▶ _Your task_:
Update the records from the line that has "legend-swatch-spread bbox=[150, 46, 190, 59]" through the line that has "x-axis-tick-label: 2025-5-7 bbox=[90, 346, 102, 394]", including both, by replacing "right-axis-tick-label" with "secondary-axis-tick-label" and leaving everything else unchanged. Return only those lines.
□ □ □ □ □ □ □
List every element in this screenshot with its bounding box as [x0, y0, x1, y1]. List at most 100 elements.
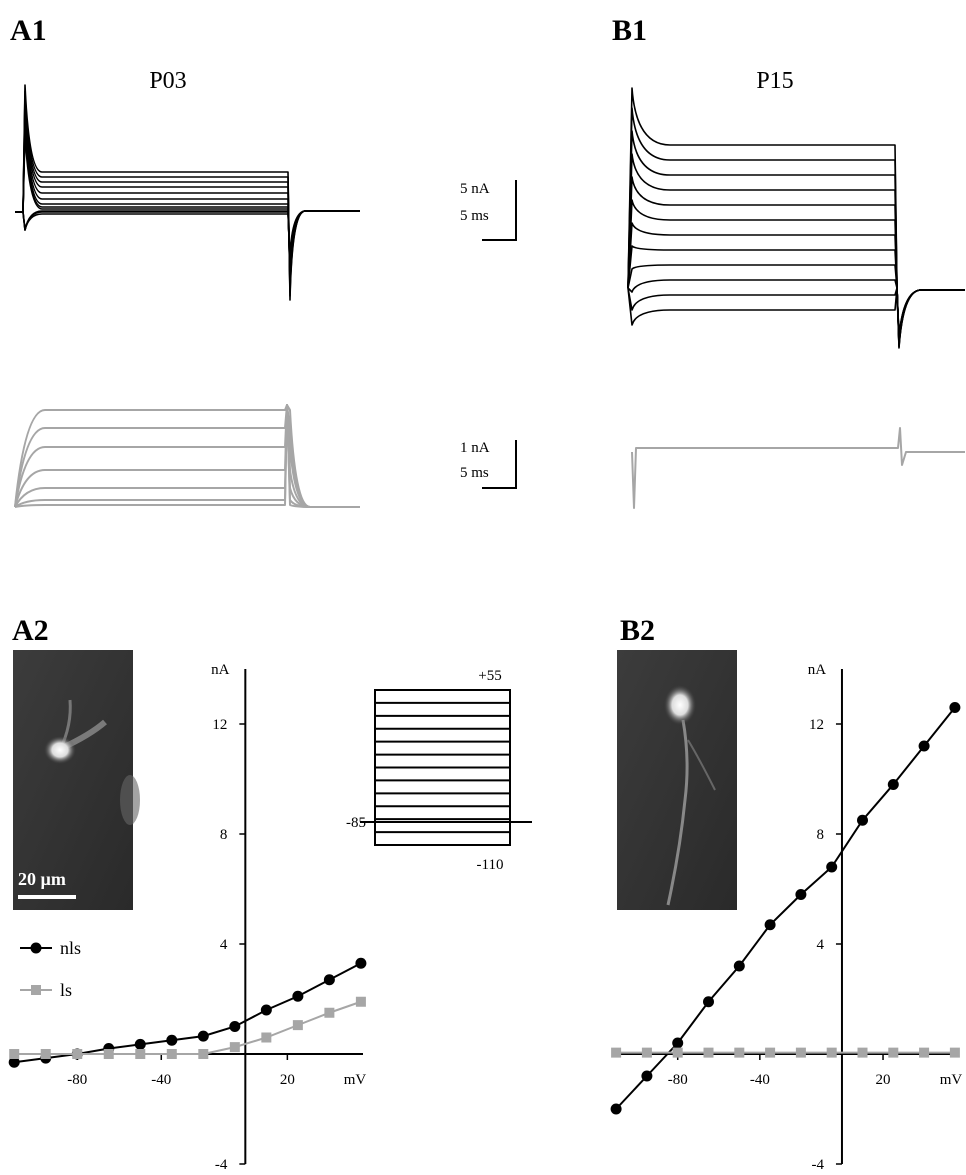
x-tick-label: -40: [151, 1072, 171, 1088]
scale-label: 5 nA: [460, 181, 490, 197]
trace: [627, 130, 965, 347]
series-line: [14, 1000, 362, 1055]
trace: [14, 404, 360, 508]
voltage-protocol: [360, 689, 532, 846]
x-tick-label: 20: [280, 1072, 295, 1088]
point: [826, 1047, 837, 1058]
y-tick-label: 8: [816, 827, 824, 843]
y-tick-label: -4: [215, 1157, 228, 1173]
point: [764, 919, 776, 931]
protocol-label: +55: [478, 668, 501, 684]
scale-label: 20 µm: [18, 869, 66, 889]
scale-label: 5 ms: [460, 208, 489, 224]
legend-marker: [30, 942, 42, 954]
trace-title: P15: [756, 68, 793, 94]
point: [734, 1047, 745, 1058]
panel-label: B2: [620, 614, 655, 647]
point: [611, 1047, 622, 1058]
panel-label: A1: [10, 14, 47, 47]
point: [765, 1047, 776, 1058]
point: [197, 1030, 209, 1042]
point: [134, 1038, 146, 1050]
panel-label: B1: [612, 14, 647, 47]
point: [229, 1042, 240, 1053]
point: [703, 1047, 714, 1058]
point: [826, 861, 838, 873]
point: [355, 957, 367, 969]
point: [166, 1049, 177, 1059]
point: [261, 1032, 272, 1043]
panel-label: A2: [12, 614, 49, 647]
cell-image: 20 µm: [13, 650, 140, 910]
trace: [627, 287, 965, 339]
point: [888, 1047, 899, 1058]
x-tick-label: 20: [876, 1072, 891, 1088]
trace: [14, 404, 360, 508]
point: [949, 702, 961, 713]
y-tick-label: -4: [811, 1157, 824, 1173]
y-tick-label: 4: [220, 937, 228, 953]
point: [135, 1049, 146, 1059]
point: [166, 1034, 178, 1046]
y-tick-label: 12: [212, 717, 227, 733]
trace: [627, 287, 965, 338]
trace: [14, 404, 360, 508]
point: [324, 1007, 335, 1018]
point: [918, 740, 930, 752]
point: [72, 1049, 83, 1059]
current-traces: [14, 84, 965, 509]
point: [40, 1049, 51, 1059]
trace: [627, 87, 965, 349]
trace-title: P03: [149, 68, 186, 94]
point: [229, 1021, 241, 1032]
point: [355, 996, 366, 1007]
scale-label: 1 nA: [460, 440, 490, 456]
trace: [627, 176, 965, 345]
cell-image: [617, 650, 737, 910]
trace: [15, 132, 360, 269]
trace: [15, 96, 360, 293]
point: [795, 889, 807, 900]
protocol-label: -110: [477, 857, 504, 873]
point: [292, 990, 304, 1002]
trace: [14, 404, 360, 508]
trace: [627, 222, 965, 343]
trace: [14, 404, 360, 508]
trace: [627, 264, 965, 341]
trace: [15, 108, 360, 285]
point: [198, 1049, 209, 1059]
point: [260, 1004, 272, 1016]
point: [610, 1103, 622, 1115]
point: [703, 996, 715, 1008]
point: [856, 814, 868, 826]
scale-bar: [482, 180, 517, 489]
point: [292, 1020, 303, 1031]
trace: [15, 210, 360, 261]
point: [887, 779, 899, 790]
point: [323, 974, 335, 986]
trace: [14, 404, 360, 508]
trace: [15, 210, 360, 265]
y-tick-label: 12: [809, 717, 824, 733]
trace: [631, 427, 965, 509]
legend-label: nls: [60, 938, 81, 958]
point: [919, 1047, 930, 1058]
trace: [627, 107, 965, 348]
point: [949, 1047, 960, 1058]
y-axis-label: nA: [211, 662, 230, 678]
trace: [14, 404, 360, 508]
series-line: [615, 706, 956, 1110]
scale-label: 5 ms: [460, 465, 489, 481]
point: [103, 1049, 114, 1059]
point: [672, 1047, 683, 1058]
x-tick-label: -80: [67, 1072, 87, 1088]
series-line: [14, 962, 362, 1064]
x-tick-label: -80: [668, 1072, 688, 1088]
point: [9, 1049, 20, 1059]
x-axis-label: mV: [940, 1072, 963, 1088]
point: [795, 1047, 806, 1058]
y-axis-label: nA: [808, 662, 827, 678]
x-tick-label: -40: [750, 1072, 770, 1088]
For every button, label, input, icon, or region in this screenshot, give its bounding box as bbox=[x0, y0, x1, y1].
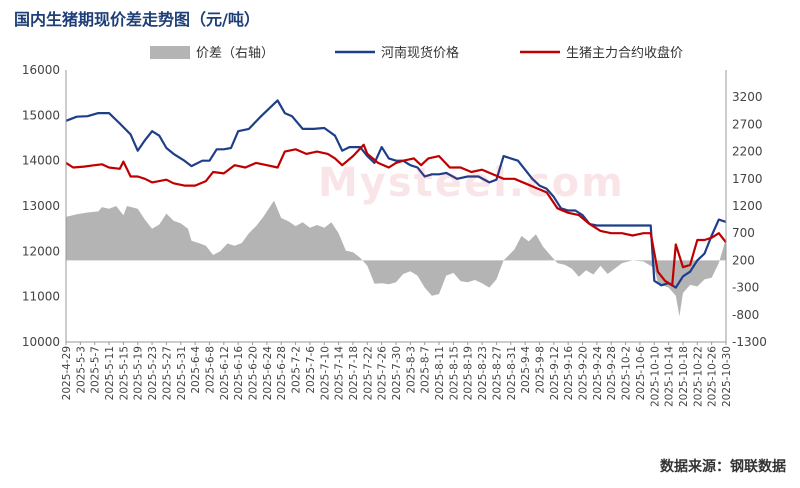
legend-swatch-spread bbox=[150, 46, 190, 59]
legend-label: 价差（右轴） bbox=[196, 46, 274, 61]
right-axis-tick-label: 1200 bbox=[732, 199, 763, 213]
x-axis-tick-label: 2025-7-30 bbox=[391, 346, 403, 400]
right-axis-tick-label: 3200 bbox=[732, 90, 763, 104]
x-axis-tick-label: 2025-6-20 bbox=[248, 346, 260, 400]
x-axis-tick-label: 2025-5-15 bbox=[118, 346, 130, 400]
x-axis-tick-label: 2025-6-16 bbox=[233, 346, 245, 401]
left-axis-tick-label: 12000 bbox=[22, 244, 60, 258]
x-axis-tick-label: 2025-5-31 bbox=[176, 346, 188, 400]
x-axis-tick-label: 2025-10-2 bbox=[621, 346, 633, 400]
spread-area bbox=[66, 200, 726, 317]
right-axis-tick-label: 2700 bbox=[732, 117, 763, 131]
x-axis-tick-label: 2025-9-28 bbox=[606, 346, 618, 400]
x-axis-tick-label: 2025-6-12 bbox=[219, 346, 231, 400]
x-axis-tick-label: 2025-9-4 bbox=[520, 346, 532, 394]
left-axis-tick-label: 14000 bbox=[22, 154, 60, 168]
right-axis-tick-label: 2200 bbox=[732, 145, 763, 159]
price-lines-layer bbox=[65, 99, 727, 289]
x-axis-tick-label: 2025-7-22 bbox=[362, 346, 374, 400]
left-axis-tick-label: 16000 bbox=[22, 63, 60, 77]
x-axis-tick-label: 2025-6-4 bbox=[190, 346, 202, 394]
x-axis-tick-label: 2025-5-7 bbox=[90, 346, 102, 394]
axes-layer: 10000 11000 12000 13000 14000 15000 16000 -1300… bbox=[22, 63, 767, 407]
left-axis-tick-label: 13000 bbox=[22, 199, 60, 213]
x-axis-tick-label: 2025-8-23 bbox=[477, 346, 489, 400]
x-axis-tick-label: 2025-7-26 bbox=[377, 346, 389, 401]
x-axis-tick-label: 2025-7-10 bbox=[319, 346, 331, 400]
x-axis-tick-label: 2025-10-26 bbox=[707, 346, 719, 407]
spread-area-layer bbox=[66, 200, 726, 317]
x-axis-tick-label: 2025-5-3 bbox=[75, 346, 87, 394]
x-axis-tick-label: 2025-6-28 bbox=[276, 346, 288, 400]
right-axis-tick-label: 700 bbox=[732, 226, 755, 240]
x-axis-tick-label: 2025-8-11 bbox=[434, 346, 446, 400]
left-axis-tick-label: 11000 bbox=[22, 290, 60, 304]
x-axis-tick-label: 2025-9-8 bbox=[534, 346, 546, 394]
x-axis-tick-label: 2025-8-19 bbox=[463, 346, 475, 400]
x-axis-tick-label: 2025-5-19 bbox=[133, 346, 145, 400]
legend-label: 河南现货价格 bbox=[381, 45, 459, 61]
legend-label: 生猪主力合约收盘价 bbox=[566, 45, 683, 61]
futures-close-line bbox=[65, 143, 727, 287]
right-axis-tick-label: -800 bbox=[732, 308, 759, 322]
x-axis-tick-label: 2025-6-8 bbox=[204, 346, 216, 394]
right-axis-tick-label: -300 bbox=[732, 281, 759, 295]
left-axis-tick-label: 10000 bbox=[22, 335, 60, 349]
x-axis-tick-label: 2025-10-30 bbox=[721, 346, 733, 407]
x-axis-tick-label: 2025-8-7 bbox=[420, 346, 432, 394]
x-axis-tick-label: 2025-7-6 bbox=[305, 346, 317, 394]
henan-spot-price-line bbox=[65, 99, 727, 289]
x-axis-tick-label: 2025-5-23 bbox=[147, 346, 159, 400]
x-axis-tick-label: 2025-9-24 bbox=[592, 346, 604, 401]
x-axis-tick-label: 2025-9-20 bbox=[578, 346, 590, 400]
left-axis-tick-label: 15000 bbox=[22, 108, 60, 122]
x-axis-tick-label: 2025-9-16 bbox=[563, 346, 575, 401]
x-axis-tick-label: 2025-10-14 bbox=[664, 346, 676, 407]
x-axis-tick-label: 2025-7-18 bbox=[348, 346, 360, 400]
right-axis-tick-label: -1300 bbox=[732, 335, 767, 349]
source-note: 数据来源：钢联数据 bbox=[660, 459, 786, 475]
x-axis-tick-label: 2025-8-31 bbox=[506, 346, 518, 400]
x-axis-tick-label: 2025-7-2 bbox=[291, 346, 303, 394]
right-axis-tick-label: 200 bbox=[732, 253, 755, 267]
x-axis-tick-label: 2025-8-3 bbox=[405, 346, 417, 394]
x-axis-tick-label: 2025-10-18 bbox=[678, 346, 690, 407]
x-axis-tick-label: 2025-8-15 bbox=[448, 346, 460, 400]
legend: 价差（右轴） 河南现货价格 生猪主力合约收盘价 bbox=[150, 45, 683, 61]
x-axis-tick-label: 2025-4-29 bbox=[61, 346, 73, 400]
x-axis-tick-label: 2025-10-6 bbox=[635, 346, 647, 401]
x-axis-tick-label: 2025-8-27 bbox=[491, 346, 503, 400]
x-axis-tick-label: 2025-6-24 bbox=[262, 346, 274, 401]
x-axis-tick-label: 2025-5-11 bbox=[104, 346, 116, 400]
right-axis-tick-label: 1700 bbox=[732, 172, 763, 186]
x-axis-tick-label: 2025-7-14 bbox=[334, 346, 346, 401]
chart-title: 国内生猪期现价差走势图（元/吨） bbox=[14, 10, 260, 29]
x-axis-tick-label: 2025-10-10 bbox=[649, 346, 661, 407]
x-axis-tick-label: 2025-5-27 bbox=[161, 346, 173, 400]
x-axis-tick-label: 2025-10-22 bbox=[692, 346, 704, 407]
x-axis-tick-label: 2025-9-12 bbox=[549, 346, 561, 400]
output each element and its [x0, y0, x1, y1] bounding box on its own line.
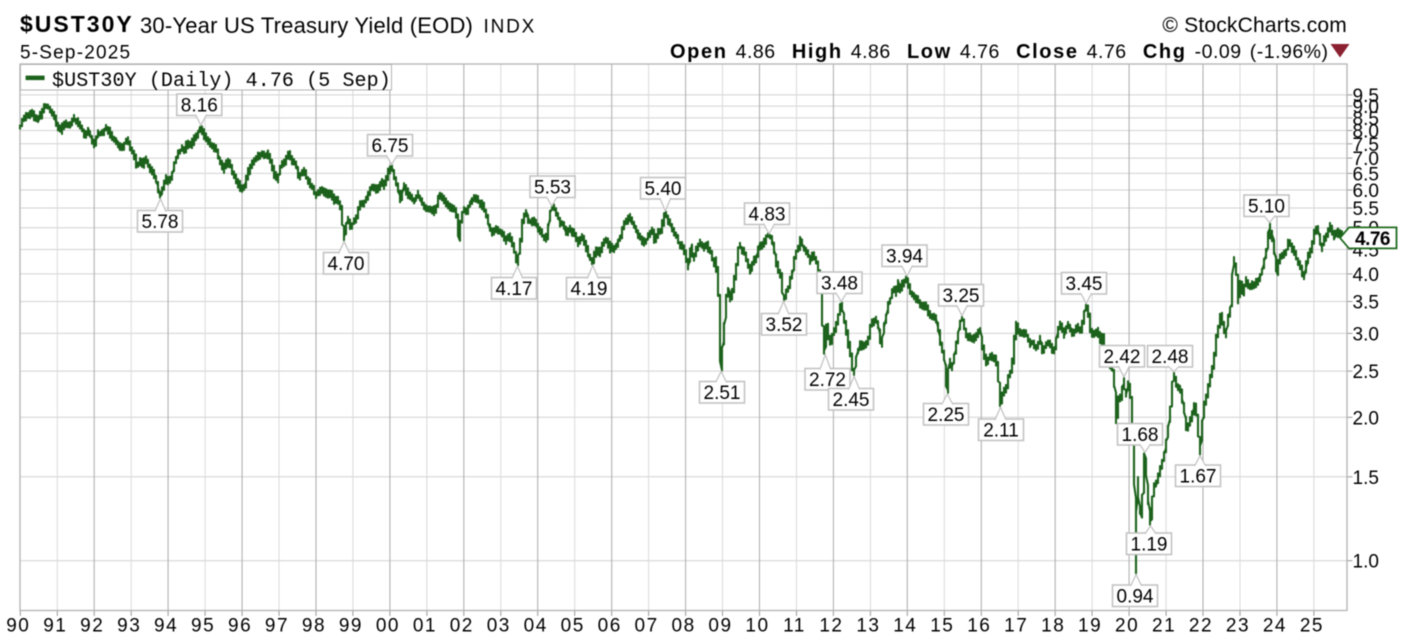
□ □ □ □ □ □ □
▶ _Response for this exercise_:
legend-swatch-spread bbox=[150, 46, 190, 59]
legend-label: 价差（右轴） bbox=[196, 46, 274, 61]
secondary-axis-tick-label: 1200 bbox=[732, 199, 763, 213]
x-axis-tick-label: 2025-7-30 bbox=[391, 346, 403, 400]
secondary-axis-tick-label: 3200 bbox=[732, 90, 763, 104]
x-axis-tick-label: 2025-6-20 bbox=[248, 346, 260, 400]
x-axis-tick-label: 2025-5-15 bbox=[118, 346, 130, 400]
x-axis-tick-label: 2025-6-16 bbox=[233, 346, 245, 401]
left-axis-tick-label: 12000 bbox=[22, 244, 60, 258]
x-axis-tick-label: 2025-5-31 bbox=[176, 346, 188, 400]
x-axis-tick-label: 2025-10-2 bbox=[621, 346, 633, 400]
spread-area bbox=[66, 200, 726, 317]
secondary-axis-tick-label: 2700 bbox=[732, 117, 763, 131]
x-axis-tick-label: 2025-9-28 bbox=[606, 346, 618, 400]
x-axis-tick-label: 2025-6-12 bbox=[219, 346, 231, 400]
x-axis-tick-label: 2025-9-4 bbox=[520, 346, 532, 394]
left-axis-tick-label: 14000 bbox=[22, 154, 60, 168]
secondary-axis-tick-label: 2200 bbox=[732, 145, 763, 159]
price-lines-layer bbox=[65, 99, 727, 289]
x-axis-tick-label: 2025-7-22 bbox=[362, 346, 374, 400]
left-axis-tick-label: 16000 bbox=[22, 63, 60, 77]
x-axis-tick-label: 2025-6-4 bbox=[190, 346, 202, 394]
x-axis-tick-label: 2025-5-7 bbox=[90, 346, 102, 394]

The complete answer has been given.